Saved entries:
• • • •
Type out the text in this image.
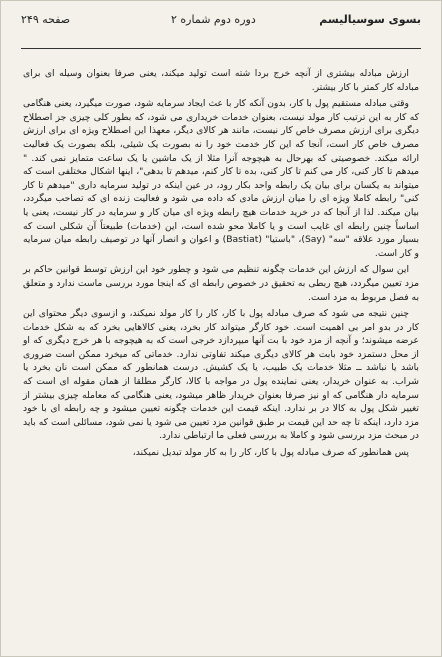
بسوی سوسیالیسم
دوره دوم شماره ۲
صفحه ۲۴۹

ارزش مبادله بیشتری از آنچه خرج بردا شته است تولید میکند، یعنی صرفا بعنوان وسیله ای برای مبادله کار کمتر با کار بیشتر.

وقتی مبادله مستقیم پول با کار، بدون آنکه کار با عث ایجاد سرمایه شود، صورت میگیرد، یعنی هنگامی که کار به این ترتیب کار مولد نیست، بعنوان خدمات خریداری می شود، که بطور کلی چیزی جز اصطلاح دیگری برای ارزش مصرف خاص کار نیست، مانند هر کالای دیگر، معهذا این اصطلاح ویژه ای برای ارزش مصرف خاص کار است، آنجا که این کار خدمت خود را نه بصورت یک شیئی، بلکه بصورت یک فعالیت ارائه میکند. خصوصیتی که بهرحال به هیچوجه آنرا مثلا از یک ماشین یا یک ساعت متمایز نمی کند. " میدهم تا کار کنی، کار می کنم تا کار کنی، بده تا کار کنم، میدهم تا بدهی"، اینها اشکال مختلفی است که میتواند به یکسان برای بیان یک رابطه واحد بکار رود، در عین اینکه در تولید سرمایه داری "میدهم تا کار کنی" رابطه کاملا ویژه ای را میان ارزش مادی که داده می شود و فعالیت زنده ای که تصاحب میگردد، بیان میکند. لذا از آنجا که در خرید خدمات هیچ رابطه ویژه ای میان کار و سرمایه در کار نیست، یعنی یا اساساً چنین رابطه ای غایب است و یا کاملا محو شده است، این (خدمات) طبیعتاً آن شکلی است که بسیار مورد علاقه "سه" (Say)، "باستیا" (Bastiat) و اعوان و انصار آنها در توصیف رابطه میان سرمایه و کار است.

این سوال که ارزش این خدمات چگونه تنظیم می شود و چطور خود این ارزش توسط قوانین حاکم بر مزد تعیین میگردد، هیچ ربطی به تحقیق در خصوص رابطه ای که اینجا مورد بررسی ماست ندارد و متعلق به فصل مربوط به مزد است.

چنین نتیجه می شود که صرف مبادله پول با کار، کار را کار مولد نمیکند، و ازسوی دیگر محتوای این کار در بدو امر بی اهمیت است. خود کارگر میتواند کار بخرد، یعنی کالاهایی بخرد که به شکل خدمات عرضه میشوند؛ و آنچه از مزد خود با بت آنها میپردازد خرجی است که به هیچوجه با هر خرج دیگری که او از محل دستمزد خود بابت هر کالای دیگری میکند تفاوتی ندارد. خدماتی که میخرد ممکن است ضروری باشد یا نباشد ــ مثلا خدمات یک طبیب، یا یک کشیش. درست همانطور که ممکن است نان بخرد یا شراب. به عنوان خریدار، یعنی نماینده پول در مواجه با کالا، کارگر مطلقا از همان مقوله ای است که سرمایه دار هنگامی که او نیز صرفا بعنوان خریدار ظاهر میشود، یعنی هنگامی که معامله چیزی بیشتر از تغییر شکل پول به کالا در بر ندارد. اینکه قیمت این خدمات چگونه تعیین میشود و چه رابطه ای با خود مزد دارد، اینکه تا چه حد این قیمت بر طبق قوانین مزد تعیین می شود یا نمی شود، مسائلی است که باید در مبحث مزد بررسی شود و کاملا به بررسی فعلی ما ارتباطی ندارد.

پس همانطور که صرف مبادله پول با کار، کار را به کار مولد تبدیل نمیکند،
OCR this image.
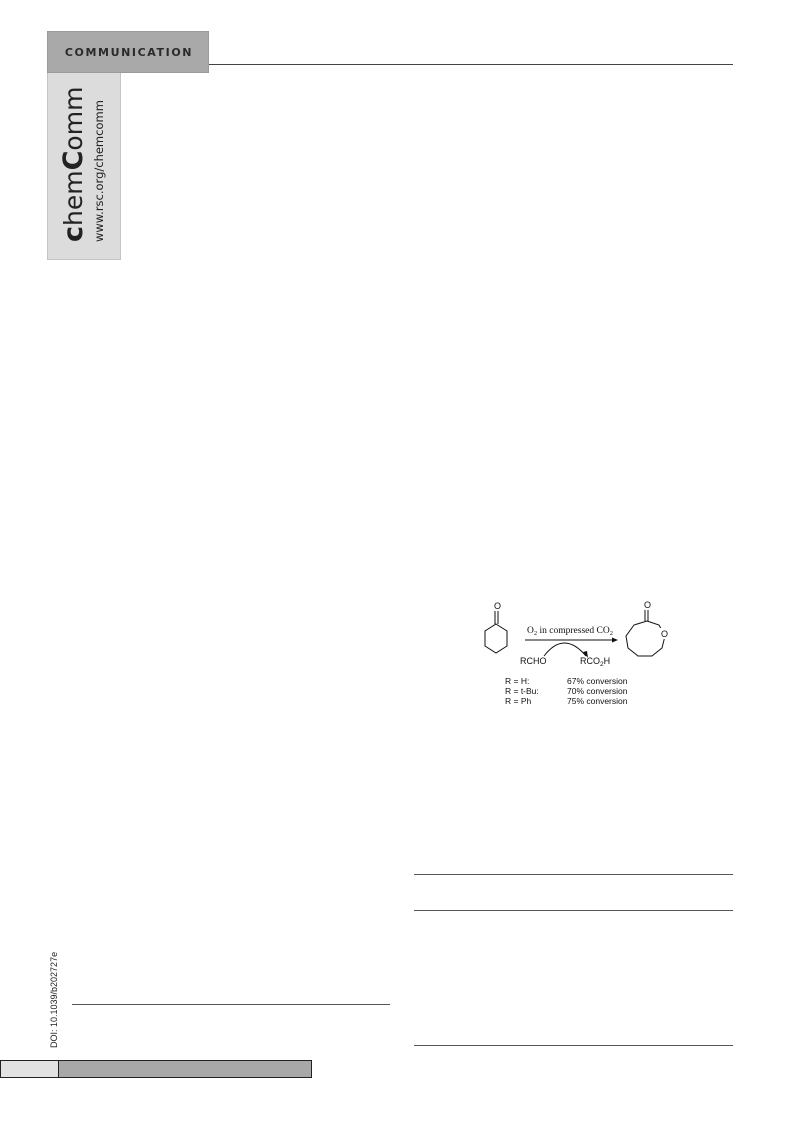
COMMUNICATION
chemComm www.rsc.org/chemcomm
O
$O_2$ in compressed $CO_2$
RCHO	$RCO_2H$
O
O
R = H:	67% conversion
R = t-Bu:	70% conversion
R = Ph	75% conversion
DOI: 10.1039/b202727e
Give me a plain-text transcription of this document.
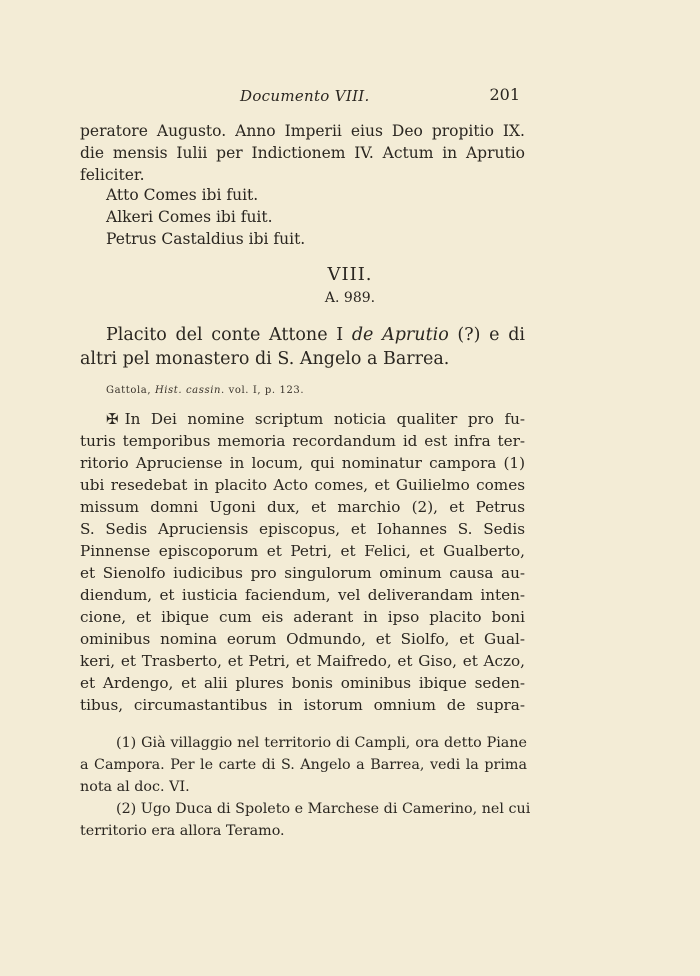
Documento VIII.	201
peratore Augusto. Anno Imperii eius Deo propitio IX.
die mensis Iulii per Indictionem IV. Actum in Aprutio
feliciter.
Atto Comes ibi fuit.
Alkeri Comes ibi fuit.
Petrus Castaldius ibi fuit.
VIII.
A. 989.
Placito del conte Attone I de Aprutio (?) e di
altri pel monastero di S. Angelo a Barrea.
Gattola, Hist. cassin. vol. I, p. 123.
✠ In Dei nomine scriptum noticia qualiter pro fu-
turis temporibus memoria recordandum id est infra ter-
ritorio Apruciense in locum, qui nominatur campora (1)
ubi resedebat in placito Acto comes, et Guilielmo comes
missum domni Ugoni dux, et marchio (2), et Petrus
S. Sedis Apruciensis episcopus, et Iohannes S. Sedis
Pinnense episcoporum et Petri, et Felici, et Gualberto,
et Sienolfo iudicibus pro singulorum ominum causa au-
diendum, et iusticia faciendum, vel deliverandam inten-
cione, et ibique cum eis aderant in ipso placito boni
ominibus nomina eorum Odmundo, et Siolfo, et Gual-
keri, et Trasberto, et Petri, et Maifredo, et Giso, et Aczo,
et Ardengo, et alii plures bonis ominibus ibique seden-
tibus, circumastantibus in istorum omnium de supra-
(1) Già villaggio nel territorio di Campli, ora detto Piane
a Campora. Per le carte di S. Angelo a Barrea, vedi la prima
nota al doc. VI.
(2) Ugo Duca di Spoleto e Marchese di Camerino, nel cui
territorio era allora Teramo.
• • • •
Goal:
Repeat everything in the records precisely. Images are excluded from the copy.

Solution to the exercise:
Type out the text in this image.
بسوی سوسیالیسم
دوره دوم شماره ۲
صفحه ۲۴۹

ارزش مبادله بیشتری از آنچه خرج بردا شته است تولید میکند، یعنی صرفا بعنوان وسیله ای برای مبادله کار کمتر با کار بیشتر.

وقتی مبادله مستقیم پول با کار، بدون آنکه کار با عث ایجاد سرمایه شود، صورت میگیرد، یعنی هنگامی که کار به این ترتیب کار مولد نیست، بعنوان خدمات خریداری می شود، که بطور کلی چیزی جز اصطلاح دیگری برای ارزش مصرف خاص کار نیست، مانند هر کالای دیگر، معهذا این اصطلاح ویژه ای برای ارزش مصرف خاص کار است، آنجا که این کار خدمت خود را نه بصورت یک شیئی، بلکه بصورت یک فعالیت ارائه میکند. خصوصیتی که بهرحال به هیچوجه آنرا مثلا از یک ماشین یا یک ساعت متمایز نمی کند. " میدهم تا کار کنی، کار می کنم تا کار کنی، بده تا کار کنم، میدهم تا بدهی"، اینها اشکال مختلفی است که میتواند به یکسان برای بیان یک رابطه واحد بکار رود، در عین اینکه در تولید سرمایه داری "میدهم تا کار کنی" رابطه کاملا ویژه ای را میان ارزش مادی که داده می شود و فعالیت زنده ای که تصاحب میگردد، بیان میکند. لذا از آنجا که در خرید خدمات هیچ رابطه ویژه ای میان کار و سرمایه در کار نیست، یعنی یا اساساً چنین رابطه ای غایب است و یا کاملا محو شده است، این (خدمات) طبیعتاً آن شکلی است که بسیار مورد علاقه "سه" (Say)، "باستیا" (Bastiat) و اعوان و انصار آنها در توصیف رابطه میان سرمایه و کار است.

این سوال که ارزش این خدمات چگونه تنظیم می شود و چطور خود این ارزش توسط قوانین حاکم بر مزد تعیین میگردد، هیچ ربطی به تحقیق در خصوص رابطه ای که اینجا مورد بررسی ماست ندارد و متعلق به فصل مربوط به مزد است.

چنین نتیجه می شود که صرف مبادله پول با کار، کار را کار مولد نمیکند، و ازسوی دیگر محتوای این کار در بدو امر بی اهمیت است. خود کارگر میتواند کار بخرد، یعنی کالاهایی بخرد که به شکل خدمات عرضه میشوند؛ و آنچه از مزد خود با بت آنها میپردازد خرجی است که به هیچوجه با هر خرج دیگری که او از محل دستمزد خود بابت هر کالای دیگری میکند تفاوتی ندارد. خدماتی که میخرد ممکن است ضروری باشد یا نباشد ــ مثلا خدمات یک طبیب، یا یک کشیش. درست همانطور که ممکن است نان بخرد یا شراب. به عنوان خریدار، یعنی نماینده پول در مواجه با کالا، کارگر مطلقا از همان مقوله ای است که سرمایه دار هنگامی که او نیز صرفا بعنوان خریدار ظاهر میشود، یعنی هنگامی که معامله چیزی بیشتر از تغییر شکل پول به کالا در بر ندارد. اینکه قیمت این خدمات چگونه تعیین میشود و چه رابطه ای با خود مزد دارد، اینکه تا چه حد این قیمت بر طبق قوانین مزد تعیین می شود یا نمی شود، مسائلی است که باید در مبحث مزد بررسی شود و کاملا به بررسی فعلی ما ارتباطی ندارد.

پس همانطور که صرف مبادله پول با کار، کار را به کار مولد تبدیل نمیکند،
OCR this image.
COMMUNICATION
chemComm www.rsc.org/chemcomm
O
$O_2$ in compressed $CO_2$
RCHO	$RCO_2H$
O
O
R = H:	67% conversion
R = t-Bu:	70% conversion
R = Ph	75% conversion
DOI: 10.1039/b202727e
Give me a plain-text transcription of this document.
Documento VIII.	201
peratore Augusto. Anno Imperii eius Deo propitio IX.
die mensis Iulii per Indictionem IV. Actum in Aprutio
feliciter.
Atto Comes ibi fuit.
Alkeri Comes ibi fuit.
Petrus Castaldius ibi fuit.
VIII.
A. 989.
Placito del conte Attone I de Aprutio (?) e di
altri pel monastero di S. Angelo a Barrea.
Gattola, Hist. cassin. vol. I, p. 123.
✠ In Dei nomine scriptum noticia qualiter pro fu-
turis temporibus memoria recordandum id est infra ter-
ritorio Apruciense in locum, qui nominatur campora (1)
ubi resedebat in placito Acto comes, et Guilielmo comes
missum domni Ugoni dux, et marchio (2), et Petrus
S. Sedis Apruciensis episcopus, et Iohannes S. Sedis
Pinnense episcoporum et Petri, et Felici, et Gualberto,
et Sienolfo iudicibus pro singulorum ominum causa au-
diendum, et iusticia faciendum, vel deliverandam inten-
cione, et ibique cum eis aderant in ipso placito boni
ominibus nomina eorum Odmundo, et Siolfo, et Gual-
keri, et Trasberto, et Petri, et Maifredo, et Giso, et Aczo,
et Ardengo, et alii plures bonis ominibus ibique seden-
tibus, circumastantibus in istorum omnium de supra-
(1) Già villaggio nel territorio di Campli, ora detto Piane
a Campora. Per le carte di S. Angelo a Barrea, vedi la prima
nota al doc. VI.
(2) Ugo Duca di Spoleto e Marchese di Camerino, nel cui
territorio era allora Teramo.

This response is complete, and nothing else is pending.